Extract the complete listing and output it unchanged.

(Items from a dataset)
— BEGIN —

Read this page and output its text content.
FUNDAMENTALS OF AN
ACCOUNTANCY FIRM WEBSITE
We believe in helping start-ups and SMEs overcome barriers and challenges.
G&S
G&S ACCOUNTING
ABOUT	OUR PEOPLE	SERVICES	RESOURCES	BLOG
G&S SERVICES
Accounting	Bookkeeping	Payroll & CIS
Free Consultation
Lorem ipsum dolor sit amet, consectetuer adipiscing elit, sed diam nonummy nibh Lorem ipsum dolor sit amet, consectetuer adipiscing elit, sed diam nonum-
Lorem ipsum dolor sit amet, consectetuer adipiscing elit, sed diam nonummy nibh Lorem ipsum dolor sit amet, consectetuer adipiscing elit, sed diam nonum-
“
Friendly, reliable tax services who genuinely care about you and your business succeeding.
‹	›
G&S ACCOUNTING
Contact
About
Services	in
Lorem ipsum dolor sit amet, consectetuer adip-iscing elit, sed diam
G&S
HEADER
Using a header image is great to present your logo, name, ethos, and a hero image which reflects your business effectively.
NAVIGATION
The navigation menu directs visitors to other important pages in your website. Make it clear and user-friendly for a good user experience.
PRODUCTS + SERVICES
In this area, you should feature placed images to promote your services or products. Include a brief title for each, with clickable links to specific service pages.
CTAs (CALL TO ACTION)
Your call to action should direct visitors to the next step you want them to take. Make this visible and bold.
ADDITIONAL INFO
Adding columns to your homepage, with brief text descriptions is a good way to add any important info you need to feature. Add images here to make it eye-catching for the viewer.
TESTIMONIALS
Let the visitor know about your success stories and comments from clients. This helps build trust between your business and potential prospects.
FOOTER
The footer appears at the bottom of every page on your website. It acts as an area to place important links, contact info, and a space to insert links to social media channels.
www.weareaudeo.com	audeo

— END —

| The result |
Read this page and output its text content.
FUNDAMENTALS OF AN
ACCOUNTANCY FIRM WEBSITE
We believe in helping start-ups and SMEs overcome barriers and challenges.
G&S
G&S ACCOUNTING
ABOUT	OUR PEOPLE	SERVICES	RESOURCES	BLOG
G&S SERVICES
Accounting	Bookkeeping	Payroll & CIS
Free Consultation
Lorem ipsum dolor sit amet, consectetuer adipiscing elit, sed diam nonummy nibh Lorem ipsum dolor sit amet, consectetuer adipiscing elit, sed diam nonum-
Lorem ipsum dolor sit amet, consectetuer adipiscing elit, sed diam nonummy nibh Lorem ipsum dolor sit amet, consectetuer adipiscing elit, sed diam nonum-
“
Friendly, reliable tax services who genuinely care about you and your business succeeding.
‹	›
G&S ACCOUNTING
Contact
About
Services	in
Lorem ipsum dolor sit amet, consectetuer adip-iscing elit, sed diam
G&S
HEADER
Using a header image is great to present your logo, name, ethos, and a hero image which reflects your business effectively.
NAVIGATION
The navigation menu directs visitors to other important pages in your website. Make it clear and user-friendly for a good user experience.
PRODUCTS + SERVICES
In this area, you should feature placed images to promote your services or products. Include a brief title for each, with clickable links to specific service pages.
CTAs (CALL TO ACTION)
Your call to action should direct visitors to the next step you want them to take. Make this visible and bold.
ADDITIONAL INFO
Adding columns to your homepage, with brief text descriptions is a good way to add any important info you need to feature. Add images here to make it eye-catching for the viewer.
TESTIMONIALS
Let the visitor know about your success stories and comments from clients. This helps build trust between your business and potential prospects.
FOOTER
The footer appears at the bottom of every page on your website. It acts as an area to place important links, contact info, and a space to insert links to social media channels.
www.weareaudeo.com	audeo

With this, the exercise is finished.